>> Begin STORED DATA

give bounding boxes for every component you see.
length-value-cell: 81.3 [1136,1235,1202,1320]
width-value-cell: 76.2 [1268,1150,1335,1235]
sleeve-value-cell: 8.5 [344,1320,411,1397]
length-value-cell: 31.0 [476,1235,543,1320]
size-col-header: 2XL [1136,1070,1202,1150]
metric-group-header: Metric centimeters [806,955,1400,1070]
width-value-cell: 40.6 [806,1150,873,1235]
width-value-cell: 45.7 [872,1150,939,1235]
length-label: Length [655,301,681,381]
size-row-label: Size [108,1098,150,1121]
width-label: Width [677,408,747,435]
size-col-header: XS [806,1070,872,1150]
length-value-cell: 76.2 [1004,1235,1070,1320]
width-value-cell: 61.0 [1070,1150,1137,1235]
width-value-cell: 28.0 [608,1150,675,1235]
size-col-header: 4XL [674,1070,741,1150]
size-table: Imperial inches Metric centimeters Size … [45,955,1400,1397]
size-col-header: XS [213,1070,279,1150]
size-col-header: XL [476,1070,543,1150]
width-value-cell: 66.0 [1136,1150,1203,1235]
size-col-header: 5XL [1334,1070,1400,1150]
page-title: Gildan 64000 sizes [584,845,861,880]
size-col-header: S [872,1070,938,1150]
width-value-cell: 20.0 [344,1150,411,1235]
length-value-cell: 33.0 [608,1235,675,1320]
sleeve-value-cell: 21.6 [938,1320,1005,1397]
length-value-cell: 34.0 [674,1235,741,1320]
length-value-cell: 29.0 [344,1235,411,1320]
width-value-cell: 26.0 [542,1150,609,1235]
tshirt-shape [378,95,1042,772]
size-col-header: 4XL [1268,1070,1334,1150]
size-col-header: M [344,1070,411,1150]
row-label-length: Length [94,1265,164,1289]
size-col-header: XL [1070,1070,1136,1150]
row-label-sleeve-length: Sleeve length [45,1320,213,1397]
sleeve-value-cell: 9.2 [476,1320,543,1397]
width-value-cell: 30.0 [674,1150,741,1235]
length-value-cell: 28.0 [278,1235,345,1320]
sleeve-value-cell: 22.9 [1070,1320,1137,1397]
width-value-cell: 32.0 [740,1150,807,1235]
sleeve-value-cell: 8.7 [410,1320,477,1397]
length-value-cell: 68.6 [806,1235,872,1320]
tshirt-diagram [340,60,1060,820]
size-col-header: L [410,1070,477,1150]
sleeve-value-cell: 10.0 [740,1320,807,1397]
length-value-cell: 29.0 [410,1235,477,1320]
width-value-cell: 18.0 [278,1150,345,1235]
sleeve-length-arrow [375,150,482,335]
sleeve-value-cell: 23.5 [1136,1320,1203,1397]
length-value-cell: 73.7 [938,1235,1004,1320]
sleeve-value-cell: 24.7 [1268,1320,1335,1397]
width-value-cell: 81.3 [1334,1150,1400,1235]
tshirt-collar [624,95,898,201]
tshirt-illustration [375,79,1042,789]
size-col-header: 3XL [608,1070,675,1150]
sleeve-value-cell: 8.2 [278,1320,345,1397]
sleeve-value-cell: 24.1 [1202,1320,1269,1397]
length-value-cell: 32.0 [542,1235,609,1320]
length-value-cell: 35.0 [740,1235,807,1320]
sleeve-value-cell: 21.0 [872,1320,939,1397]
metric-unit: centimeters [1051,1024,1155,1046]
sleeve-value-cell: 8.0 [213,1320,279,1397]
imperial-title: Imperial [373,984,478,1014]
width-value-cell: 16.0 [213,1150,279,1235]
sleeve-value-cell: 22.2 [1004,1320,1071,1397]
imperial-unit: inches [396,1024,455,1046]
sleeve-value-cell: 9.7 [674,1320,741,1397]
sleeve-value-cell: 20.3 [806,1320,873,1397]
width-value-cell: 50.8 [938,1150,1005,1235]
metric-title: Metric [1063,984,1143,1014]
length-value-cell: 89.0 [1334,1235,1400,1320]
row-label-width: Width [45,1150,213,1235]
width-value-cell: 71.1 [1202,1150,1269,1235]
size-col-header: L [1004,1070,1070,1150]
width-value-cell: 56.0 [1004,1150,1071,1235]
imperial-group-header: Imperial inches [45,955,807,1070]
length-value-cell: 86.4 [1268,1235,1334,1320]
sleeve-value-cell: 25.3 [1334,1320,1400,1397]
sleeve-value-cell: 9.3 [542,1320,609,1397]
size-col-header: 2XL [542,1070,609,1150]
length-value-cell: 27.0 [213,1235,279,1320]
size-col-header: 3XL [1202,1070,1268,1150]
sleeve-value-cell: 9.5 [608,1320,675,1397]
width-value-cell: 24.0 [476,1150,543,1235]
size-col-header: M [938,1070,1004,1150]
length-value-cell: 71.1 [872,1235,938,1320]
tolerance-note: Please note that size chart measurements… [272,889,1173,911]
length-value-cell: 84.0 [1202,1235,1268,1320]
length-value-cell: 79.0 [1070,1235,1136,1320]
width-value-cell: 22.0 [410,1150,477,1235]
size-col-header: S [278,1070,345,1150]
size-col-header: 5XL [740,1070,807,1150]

>> End STORED DATA

> **STATED TASK**:
Reproduce every line above word for word, changing nothing.

> **SOLUTION BELOW**:
give bounding boxes for every component you see.
length-value-cell: 81.3 [1136,1235,1202,1320]
width-value-cell: 76.2 [1268,1150,1335,1235]
sleeve-value-cell: 8.5 [344,1320,411,1397]
length-value-cell: 31.0 [476,1235,543,1320]
size-col-header: 2XL [1136,1070,1202,1150]
metric-group-header: Metric centimeters [806,955,1400,1070]
width-value-cell: 40.6 [806,1150,873,1235]
width-value-cell: 45.7 [872,1150,939,1235]
length-label: Length [655,301,681,381]
size-row-label: Size [108,1098,150,1121]
width-label: Width [677,408,747,435]
size-col-header: XS [806,1070,872,1150]
length-value-cell: 76.2 [1004,1235,1070,1320]
width-value-cell: 61.0 [1070,1150,1137,1235]
width-value-cell: 28.0 [608,1150,675,1235]
size-col-header: 4XL [674,1070,741,1150]
size-table: Imperial inches Metric centimeters Size … [45,955,1400,1397]
size-col-header: XS [213,1070,279,1150]
size-col-header: XL [476,1070,543,1150]
width-value-cell: 66.0 [1136,1150,1203,1235]
size-col-header: 5XL [1334,1070,1400,1150]
page-title: Gildan 64000 sizes [584,845,861,880]
size-col-header: S [872,1070,938,1150]
width-value-cell: 20.0 [344,1150,411,1235]
length-value-cell: 33.0 [608,1235,675,1320]
sleeve-value-cell: 21.6 [938,1320,1005,1397]
length-value-cell: 34.0 [674,1235,741,1320]
length-value-cell: 29.0 [344,1235,411,1320]
width-value-cell: 26.0 [542,1150,609,1235]
tshirt-shape [378,95,1042,772]
size-col-header: 4XL [1268,1070,1334,1150]
size-col-header: M [344,1070,411,1150]
row-label-length: Length [94,1265,164,1289]
size-col-header: XL [1070,1070,1136,1150]
row-label-sleeve-length: Sleeve length [45,1320,213,1397]
sleeve-value-cell: 9.2 [476,1320,543,1397]
width-value-cell: 30.0 [674,1150,741,1235]
length-value-cell: 28.0 [278,1235,345,1320]
sleeve-value-cell: 22.9 [1070,1320,1137,1397]
width-value-cell: 32.0 [740,1150,807,1235]
sleeve-value-cell: 8.7 [410,1320,477,1397]
length-value-cell: 68.6 [806,1235,872,1320]
tshirt-diagram [340,60,1060,820]
size-col-header: L [410,1070,477,1150]
sleeve-value-cell: 10.0 [740,1320,807,1397]
length-value-cell: 29.0 [410,1235,477,1320]
width-value-cell: 18.0 [278,1150,345,1235]
sleeve-length-arrow [375,150,482,335]
sleeve-value-cell: 23.5 [1136,1320,1203,1397]
length-value-cell: 73.7 [938,1235,1004,1320]
sleeve-value-cell: 24.7 [1268,1320,1335,1397]
width-value-cell: 81.3 [1334,1150,1400,1235]
tshirt-collar [624,95,898,201]
tshirt-illustration [375,79,1042,789]
size-col-header: 3XL [608,1070,675,1150]
sleeve-value-cell: 8.2 [278,1320,345,1397]
sleeve-value-cell: 24.1 [1202,1320,1269,1397]
length-value-cell: 32.0 [542,1235,609,1320]
length-value-cell: 35.0 [740,1235,807,1320]
sleeve-value-cell: 21.0 [872,1320,939,1397]
metric-unit: centimeters [1051,1024,1155,1046]
sleeve-value-cell: 8.0 [213,1320,279,1397]
imperial-title: Imperial [373,984,478,1014]
width-value-cell: 16.0 [213,1150,279,1235]
sleeve-value-cell: 22.2 [1004,1320,1071,1397]
imperial-unit: inches [396,1024,455,1046]
sleeve-value-cell: 9.7 [674,1320,741,1397]
sleeve-value-cell: 20.3 [806,1320,873,1397]
width-value-cell: 50.8 [938,1150,1005,1235]
metric-title: Metric [1063,984,1143,1014]
length-value-cell: 89.0 [1334,1235,1400,1320]
row-label-width: Width [45,1150,213,1235]
width-value-cell: 71.1 [1202,1150,1269,1235]
size-col-header: L [1004,1070,1070,1150]
width-value-cell: 56.0 [1004,1150,1071,1235]
imperial-group-header: Imperial inches [45,955,807,1070]
length-value-cell: 86.4 [1268,1235,1334,1320]
sleeve-value-cell: 25.3 [1334,1320,1400,1397]
sleeve-value-cell: 9.3 [542,1320,609,1397]
size-col-header: 2XL [542,1070,609,1150]
length-value-cell: 27.0 [213,1235,279,1320]
size-col-header: 3XL [1202,1070,1268,1150]
sleeve-value-cell: 9.5 [608,1320,675,1397]
width-value-cell: 24.0 [476,1150,543,1235]
size-col-header: M [938,1070,1004,1150]
length-value-cell: 71.1 [872,1235,938,1320]
tolerance-note: Please note that size chart measurements… [272,889,1173,911]
length-value-cell: 84.0 [1202,1235,1268,1320]
length-value-cell: 79.0 [1070,1235,1136,1320]
width-value-cell: 22.0 [410,1150,477,1235]
size-col-header: S [278,1070,345,1150]
size-col-header: 5XL [740,1070,807,1150]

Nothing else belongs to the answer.